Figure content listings
·····

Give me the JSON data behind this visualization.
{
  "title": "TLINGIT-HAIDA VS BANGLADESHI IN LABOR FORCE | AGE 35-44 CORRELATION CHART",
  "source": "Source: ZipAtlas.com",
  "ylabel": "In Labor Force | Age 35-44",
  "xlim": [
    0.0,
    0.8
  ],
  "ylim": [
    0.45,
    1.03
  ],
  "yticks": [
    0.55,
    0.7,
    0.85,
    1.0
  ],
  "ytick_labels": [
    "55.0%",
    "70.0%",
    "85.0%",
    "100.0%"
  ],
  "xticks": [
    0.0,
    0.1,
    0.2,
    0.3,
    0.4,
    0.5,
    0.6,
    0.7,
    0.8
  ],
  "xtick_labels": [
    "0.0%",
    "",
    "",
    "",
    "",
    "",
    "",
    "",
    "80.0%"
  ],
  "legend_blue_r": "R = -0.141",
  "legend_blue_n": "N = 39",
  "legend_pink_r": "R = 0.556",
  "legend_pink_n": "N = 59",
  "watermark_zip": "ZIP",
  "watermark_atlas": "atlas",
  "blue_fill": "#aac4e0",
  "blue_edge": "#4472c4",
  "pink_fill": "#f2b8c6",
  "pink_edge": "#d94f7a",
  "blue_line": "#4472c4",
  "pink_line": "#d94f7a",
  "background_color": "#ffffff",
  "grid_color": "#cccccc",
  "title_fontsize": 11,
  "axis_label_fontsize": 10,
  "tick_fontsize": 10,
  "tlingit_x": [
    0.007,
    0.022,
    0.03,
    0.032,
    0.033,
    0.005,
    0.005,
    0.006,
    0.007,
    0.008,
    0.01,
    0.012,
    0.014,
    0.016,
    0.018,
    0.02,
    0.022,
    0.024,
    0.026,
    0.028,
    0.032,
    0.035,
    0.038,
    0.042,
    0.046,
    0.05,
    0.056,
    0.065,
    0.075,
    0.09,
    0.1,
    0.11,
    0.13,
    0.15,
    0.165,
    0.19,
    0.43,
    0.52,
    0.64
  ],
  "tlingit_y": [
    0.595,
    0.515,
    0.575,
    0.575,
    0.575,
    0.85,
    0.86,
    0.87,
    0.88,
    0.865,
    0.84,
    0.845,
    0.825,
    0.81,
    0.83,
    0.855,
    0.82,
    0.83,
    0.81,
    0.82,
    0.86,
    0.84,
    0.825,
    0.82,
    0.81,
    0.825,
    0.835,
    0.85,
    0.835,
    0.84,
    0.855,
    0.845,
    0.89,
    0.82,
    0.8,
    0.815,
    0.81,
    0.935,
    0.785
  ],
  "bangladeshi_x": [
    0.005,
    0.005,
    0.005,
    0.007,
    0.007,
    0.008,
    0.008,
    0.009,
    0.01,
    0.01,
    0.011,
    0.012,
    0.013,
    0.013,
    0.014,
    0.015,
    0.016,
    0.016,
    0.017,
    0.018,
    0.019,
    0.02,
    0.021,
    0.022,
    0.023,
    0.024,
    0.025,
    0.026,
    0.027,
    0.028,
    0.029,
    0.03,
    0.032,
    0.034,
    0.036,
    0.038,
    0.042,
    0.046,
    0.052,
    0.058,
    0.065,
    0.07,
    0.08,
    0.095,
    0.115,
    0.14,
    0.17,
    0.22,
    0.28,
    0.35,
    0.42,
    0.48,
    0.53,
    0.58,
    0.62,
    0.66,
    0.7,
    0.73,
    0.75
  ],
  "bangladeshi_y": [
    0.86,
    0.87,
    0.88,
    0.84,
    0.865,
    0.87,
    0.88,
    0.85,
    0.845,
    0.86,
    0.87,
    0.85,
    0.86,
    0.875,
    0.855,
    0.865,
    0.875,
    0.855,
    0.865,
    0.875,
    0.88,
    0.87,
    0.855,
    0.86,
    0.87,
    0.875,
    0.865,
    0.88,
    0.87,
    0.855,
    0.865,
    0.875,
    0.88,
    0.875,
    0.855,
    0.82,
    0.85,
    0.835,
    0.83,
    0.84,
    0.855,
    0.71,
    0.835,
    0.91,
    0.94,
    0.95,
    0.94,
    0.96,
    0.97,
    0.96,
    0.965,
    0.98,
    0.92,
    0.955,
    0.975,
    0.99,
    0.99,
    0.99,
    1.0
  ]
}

·····

Copy out each line exactly.

◆ **Completed task**:
Give me the JSON data behind this visualization.
{
  "title": "TLINGIT-HAIDA VS BANGLADESHI IN LABOR FORCE | AGE 35-44 CORRELATION CHART",
  "source": "Source: ZipAtlas.com",
  "ylabel": "In Labor Force | Age 35-44",
  "xlim": [
    0.0,
    0.8
  ],
  "ylim": [
    0.45,
    1.03
  ],
  "yticks": [
    0.55,
    0.7,
    0.85,
    1.0
  ],
  "ytick_labels": [
    "55.0%",
    "70.0%",
    "85.0%",
    "100.0%"
  ],
  "xticks": [
    0.0,
    0.1,
    0.2,
    0.3,
    0.4,
    0.5,
    0.6,
    0.7,
    0.8
  ],
  "xtick_labels": [
    "0.0%",
    "",
    "",
    "",
    "",
    "",
    "",
    "",
    "80.0%"
  ],
  "legend_blue_r": "R = -0.141",
  "legend_blue_n": "N = 39",
  "legend_pink_r": "R = 0.556",
  "legend_pink_n": "N = 59",
  "watermark_zip": "ZIP",
  "watermark_atlas": "atlas",
  "blue_fill": "#aac4e0",
  "blue_edge": "#4472c4",
  "pink_fill": "#f2b8c6",
  "pink_edge": "#d94f7a",
  "blue_line": "#4472c4",
  "pink_line": "#d94f7a",
  "background_color": "#ffffff",
  "grid_color": "#cccccc",
  "title_fontsize": 11,
  "axis_label_fontsize": 10,
  "tick_fontsize": 10,
  "tlingit_x": [
    0.007,
    0.022,
    0.03,
    0.032,
    0.033,
    0.005,
    0.005,
    0.006,
    0.007,
    0.008,
    0.01,
    0.012,
    0.014,
    0.016,
    0.018,
    0.02,
    0.022,
    0.024,
    0.026,
    0.028,
    0.032,
    0.035,
    0.038,
    0.042,
    0.046,
    0.05,
    0.056,
    0.065,
    0.075,
    0.09,
    0.1,
    0.11,
    0.13,
    0.15,
    0.165,
    0.19,
    0.43,
    0.52,
    0.64
  ],
  "tlingit_y": [
    0.595,
    0.515,
    0.575,
    0.575,
    0.575,
    0.85,
    0.86,
    0.87,
    0.88,
    0.865,
    0.84,
    0.845,
    0.825,
    0.81,
    0.83,
    0.855,
    0.82,
    0.83,
    0.81,
    0.82,
    0.86,
    0.84,
    0.825,
    0.82,
    0.81,
    0.825,
    0.835,
    0.85,
    0.835,
    0.84,
    0.855,
    0.845,
    0.89,
    0.82,
    0.8,
    0.815,
    0.81,
    0.935,
    0.785
  ],
  "bangladeshi_x": [
    0.005,
    0.005,
    0.005,
    0.007,
    0.007,
    0.008,
    0.008,
    0.009,
    0.01,
    0.01,
    0.011,
    0.012,
    0.013,
    0.013,
    0.014,
    0.015,
    0.016,
    0.016,
    0.017,
    0.018,
    0.019,
    0.02,
    0.021,
    0.022,
    0.023,
    0.024,
    0.025,
    0.026,
    0.027,
    0.028,
    0.029,
    0.03,
    0.032,
    0.034,
    0.036,
    0.038,
    0.042,
    0.046,
    0.052,
    0.058,
    0.065,
    0.07,
    0.08,
    0.095,
    0.115,
    0.14,
    0.17,
    0.22,
    0.28,
    0.35,
    0.42,
    0.48,
    0.53,
    0.58,
    0.62,
    0.66,
    0.7,
    0.73,
    0.75
  ],
  "bangladeshi_y": [
    0.86,
    0.87,
    0.88,
    0.84,
    0.865,
    0.87,
    0.88,
    0.85,
    0.845,
    0.86,
    0.87,
    0.85,
    0.86,
    0.875,
    0.855,
    0.865,
    0.875,
    0.855,
    0.865,
    0.875,
    0.88,
    0.87,
    0.855,
    0.86,
    0.87,
    0.875,
    0.865,
    0.88,
    0.87,
    0.855,
    0.865,
    0.875,
    0.88,
    0.875,
    0.855,
    0.82,
    0.85,
    0.835,
    0.83,
    0.84,
    0.855,
    0.71,
    0.835,
    0.91,
    0.94,
    0.95,
    0.94,
    0.96,
    0.97,
    0.96,
    0.965,
    0.98,
    0.92,
    0.955,
    0.975,
    0.99,
    0.99,
    0.99,
    1.0
  ]
}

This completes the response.